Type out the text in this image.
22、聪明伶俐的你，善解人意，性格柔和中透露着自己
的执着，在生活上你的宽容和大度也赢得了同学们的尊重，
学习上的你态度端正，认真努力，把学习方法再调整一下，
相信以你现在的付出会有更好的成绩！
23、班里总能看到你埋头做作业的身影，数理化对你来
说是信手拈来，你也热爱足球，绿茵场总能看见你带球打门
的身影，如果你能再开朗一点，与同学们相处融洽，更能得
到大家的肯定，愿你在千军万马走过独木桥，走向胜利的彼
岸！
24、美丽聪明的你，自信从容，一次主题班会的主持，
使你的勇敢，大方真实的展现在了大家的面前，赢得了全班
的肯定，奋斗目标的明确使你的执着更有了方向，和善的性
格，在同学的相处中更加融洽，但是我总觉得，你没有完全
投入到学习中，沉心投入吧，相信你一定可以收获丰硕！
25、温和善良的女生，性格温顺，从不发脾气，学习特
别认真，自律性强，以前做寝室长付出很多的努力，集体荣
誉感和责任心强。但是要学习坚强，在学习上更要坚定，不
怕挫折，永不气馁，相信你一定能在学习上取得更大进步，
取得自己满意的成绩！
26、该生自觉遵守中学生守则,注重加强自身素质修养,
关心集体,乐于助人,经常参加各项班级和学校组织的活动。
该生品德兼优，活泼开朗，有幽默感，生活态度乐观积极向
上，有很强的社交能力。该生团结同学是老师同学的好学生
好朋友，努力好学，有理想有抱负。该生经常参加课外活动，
==================================================
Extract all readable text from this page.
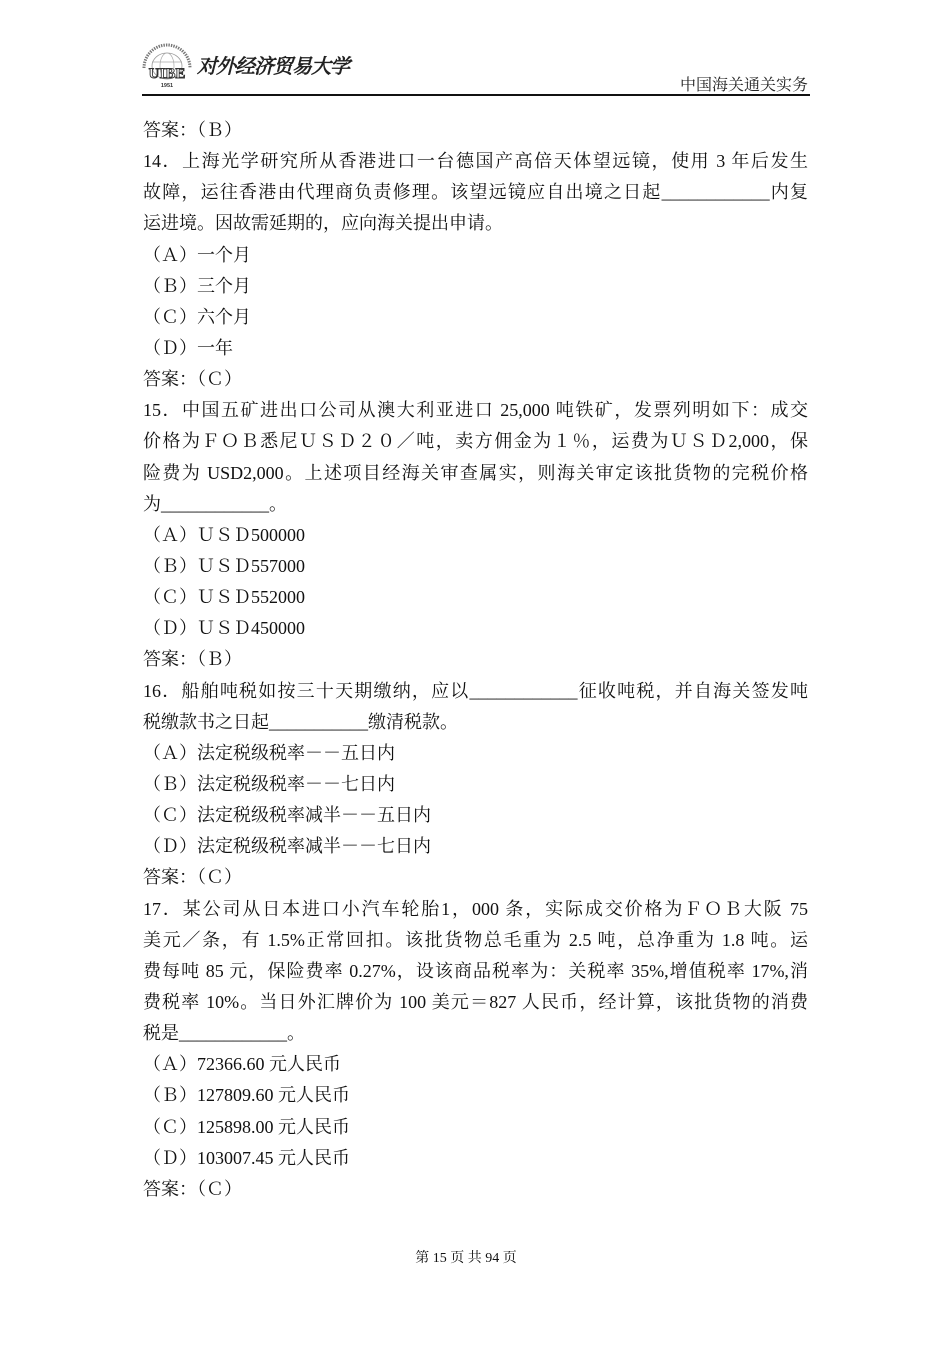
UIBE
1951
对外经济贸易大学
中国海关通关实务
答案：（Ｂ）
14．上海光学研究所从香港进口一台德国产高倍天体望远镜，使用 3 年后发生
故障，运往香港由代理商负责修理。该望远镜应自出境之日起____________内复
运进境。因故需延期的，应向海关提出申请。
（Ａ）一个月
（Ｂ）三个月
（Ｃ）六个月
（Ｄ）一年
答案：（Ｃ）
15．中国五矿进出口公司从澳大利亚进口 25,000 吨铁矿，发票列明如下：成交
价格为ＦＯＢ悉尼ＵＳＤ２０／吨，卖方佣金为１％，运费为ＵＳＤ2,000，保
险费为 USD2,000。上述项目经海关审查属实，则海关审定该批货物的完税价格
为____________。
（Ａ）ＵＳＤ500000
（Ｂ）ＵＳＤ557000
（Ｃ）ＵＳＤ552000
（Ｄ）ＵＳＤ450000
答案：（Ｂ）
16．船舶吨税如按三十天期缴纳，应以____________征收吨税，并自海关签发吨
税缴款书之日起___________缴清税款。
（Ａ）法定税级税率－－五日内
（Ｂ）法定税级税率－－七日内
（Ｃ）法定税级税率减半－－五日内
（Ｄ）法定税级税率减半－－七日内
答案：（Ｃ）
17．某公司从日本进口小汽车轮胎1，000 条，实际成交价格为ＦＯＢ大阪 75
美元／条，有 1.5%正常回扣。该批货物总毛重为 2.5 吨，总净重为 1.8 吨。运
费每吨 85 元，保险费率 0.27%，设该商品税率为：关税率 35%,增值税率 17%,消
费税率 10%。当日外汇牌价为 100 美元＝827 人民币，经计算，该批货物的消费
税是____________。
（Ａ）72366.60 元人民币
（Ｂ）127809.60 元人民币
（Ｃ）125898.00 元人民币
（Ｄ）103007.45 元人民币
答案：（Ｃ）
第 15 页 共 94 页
==================================================
Work required:
Look through the listing and extract every line with "this" in it.

Final answer:
Type out the text in this image.
Extract all readable text from this page.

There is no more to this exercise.